╔══

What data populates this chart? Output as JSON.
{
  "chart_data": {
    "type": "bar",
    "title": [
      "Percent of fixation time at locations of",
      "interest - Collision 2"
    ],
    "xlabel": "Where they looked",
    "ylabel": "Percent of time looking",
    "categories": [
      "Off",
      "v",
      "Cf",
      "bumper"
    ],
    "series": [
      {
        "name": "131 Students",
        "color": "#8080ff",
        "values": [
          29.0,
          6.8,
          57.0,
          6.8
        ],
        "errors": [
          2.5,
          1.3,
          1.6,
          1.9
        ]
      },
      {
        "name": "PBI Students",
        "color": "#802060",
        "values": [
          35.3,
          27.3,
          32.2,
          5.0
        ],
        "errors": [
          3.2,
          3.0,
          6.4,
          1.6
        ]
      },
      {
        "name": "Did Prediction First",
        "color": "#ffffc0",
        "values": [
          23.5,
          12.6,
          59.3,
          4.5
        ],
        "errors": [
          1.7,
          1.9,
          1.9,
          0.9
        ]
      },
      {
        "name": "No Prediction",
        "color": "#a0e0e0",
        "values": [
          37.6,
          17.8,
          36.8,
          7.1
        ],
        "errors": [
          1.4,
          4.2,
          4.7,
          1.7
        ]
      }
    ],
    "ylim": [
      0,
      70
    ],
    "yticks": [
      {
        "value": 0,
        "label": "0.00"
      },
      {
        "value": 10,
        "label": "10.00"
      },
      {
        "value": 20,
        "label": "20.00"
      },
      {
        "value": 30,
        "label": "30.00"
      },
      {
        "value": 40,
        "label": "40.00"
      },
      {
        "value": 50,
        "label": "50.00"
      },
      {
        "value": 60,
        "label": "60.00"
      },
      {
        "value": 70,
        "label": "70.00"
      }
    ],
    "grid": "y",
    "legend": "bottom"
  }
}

╚══

▶ [AIM OF THE TASK]: Search the entries for the word "Prediction" and gather every line where it appears.

▶ [RESPONSE TO THIS TASK]:
        "name": "Did Prediction First",
        "name": "No Prediction",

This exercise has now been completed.